● TASK: Repeat the lines below exactly as they appear, but leave out the images.

● DATA ROWS:
========================================================================
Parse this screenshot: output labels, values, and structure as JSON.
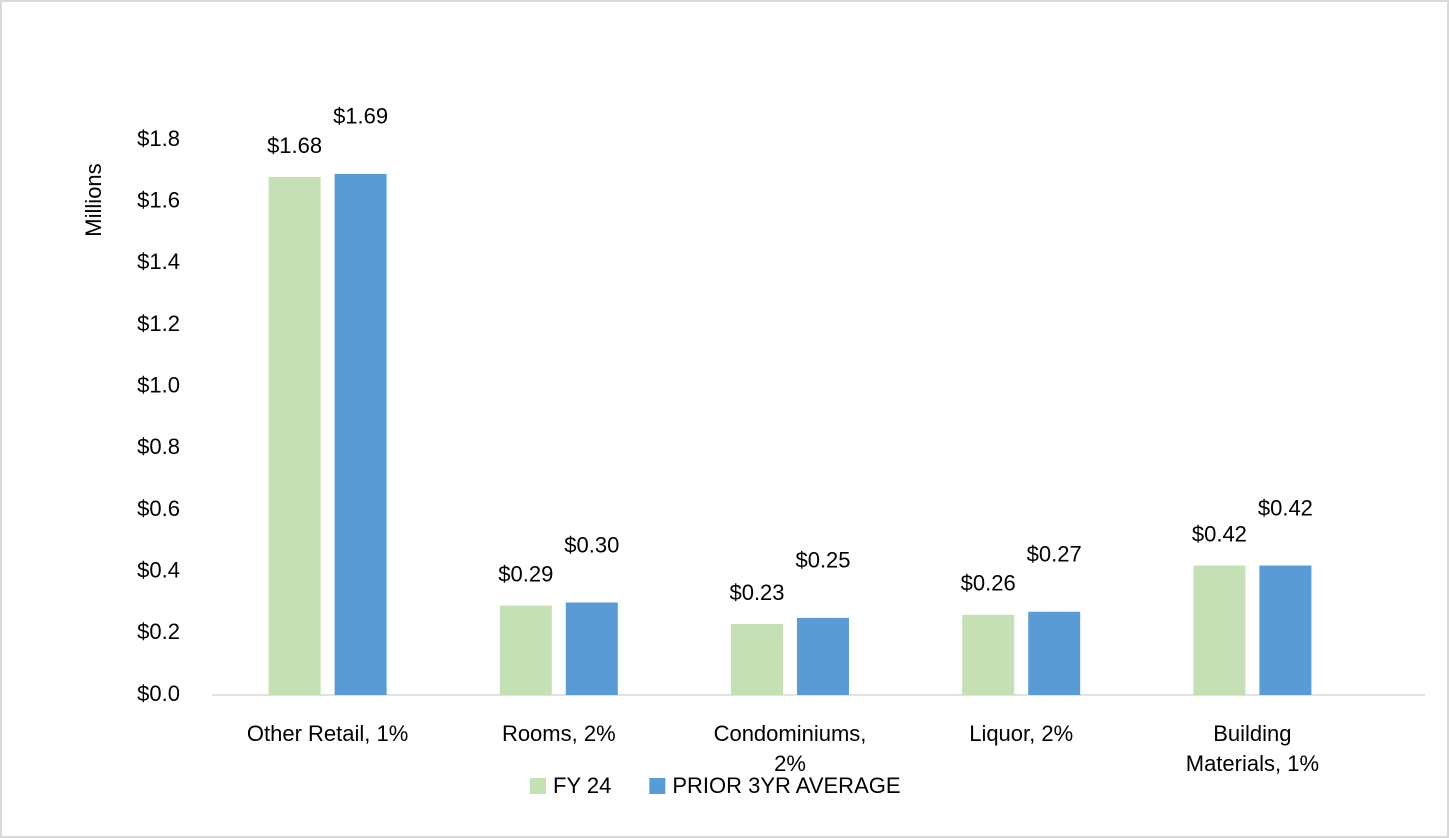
{
  "chart_data": {
    "type": "bar",
    "y_axis_label": "Millions",
    "categories": [
      "Other Retail, 1%",
      "Rooms, 2%",
      "Condominiums, 2%",
      "Liquor, 2%",
      "Building Materials, 1%"
    ],
    "series": [
      {
        "name": "FY 24",
        "color": "#c5e0b4",
        "values": [
          1.68,
          0.29,
          0.23,
          0.26,
          0.42
        ],
        "value_labels": [
          "$1.68",
          "$0.29",
          "$0.23",
          "$0.26",
          "$0.42"
        ]
      },
      {
        "name": "PRIOR 3YR AVERAGE",
        "color": "#5b9bd5",
        "values": [
          1.69,
          0.3,
          0.25,
          0.27,
          0.42
        ],
        "value_labels": [
          "$1.69",
          "$0.30",
          "$0.25",
          "$0.27",
          "$0.42"
        ]
      }
    ],
    "ylim": [
      0,
      1.8
    ],
    "yticks": [
      {
        "value": 0,
        "label": "$0.0"
      },
      {
        "value": 0.2,
        "label": "$0.2"
      },
      {
        "value": 0.4,
        "label": "$0.4"
      },
      {
        "value": 0.6,
        "label": "$0.6"
      },
      {
        "value": 0.8,
        "label": "$0.8"
      },
      {
        "value": 1.0,
        "label": "$1.0"
      },
      {
        "value": 1.2,
        "label": "$1.2"
      },
      {
        "value": 1.4,
        "label": "$1.4"
      },
      {
        "value": 1.6,
        "label": "$1.6"
      },
      {
        "value": 1.8,
        "label": "$1.8"
      }
    ],
    "grid": false,
    "legend": "bottom"
  }
}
========================================================================
● EXPECTED ANSWER:
Parse this screenshot: output labels, values, and structure as JSON.
{
  "chart_data": {
    "type": "bar",
    "y_axis_label": "Millions",
    "categories": [
      "Other Retail, 1%",
      "Rooms, 2%",
      "Condominiums, 2%",
      "Liquor, 2%",
      "Building Materials, 1%"
    ],
    "series": [
      {
        "name": "FY 24",
        "color": "#c5e0b4",
        "values": [
          1.68,
          0.29,
          0.23,
          0.26,
          0.42
        ],
        "value_labels": [
          "$1.68",
          "$0.29",
          "$0.23",
          "$0.26",
          "$0.42"
        ]
      },
      {
        "name": "PRIOR 3YR AVERAGE",
        "color": "#5b9bd5",
        "values": [
          1.69,
          0.3,
          0.25,
          0.27,
          0.42
        ],
        "value_labels": [
          "$1.69",
          "$0.30",
          "$0.25",
          "$0.27",
          "$0.42"
        ]
      }
    ],
    "ylim": [
      0,
      1.8
    ],
    "yticks": [
      {
        "value": 0,
        "label": "$0.0"
      },
      {
        "value": 0.2,
        "label": "$0.2"
      },
      {
        "value": 0.4,
        "label": "$0.4"
      },
      {
        "value": 0.6,
        "label": "$0.6"
      },
      {
        "value": 0.8,
        "label": "$0.8"
      },
      {
        "value": 1.0,
        "label": "$1.0"
      },
      {
        "value": 1.2,
        "label": "$1.2"
      },
      {
        "value": 1.4,
        "label": "$1.4"
      },
      {
        "value": 1.6,
        "label": "$1.6"
      },
      {
        "value": 1.8,
        "label": "$1.8"
      }
    ],
    "grid": false,
    "legend": "bottom"
  }
}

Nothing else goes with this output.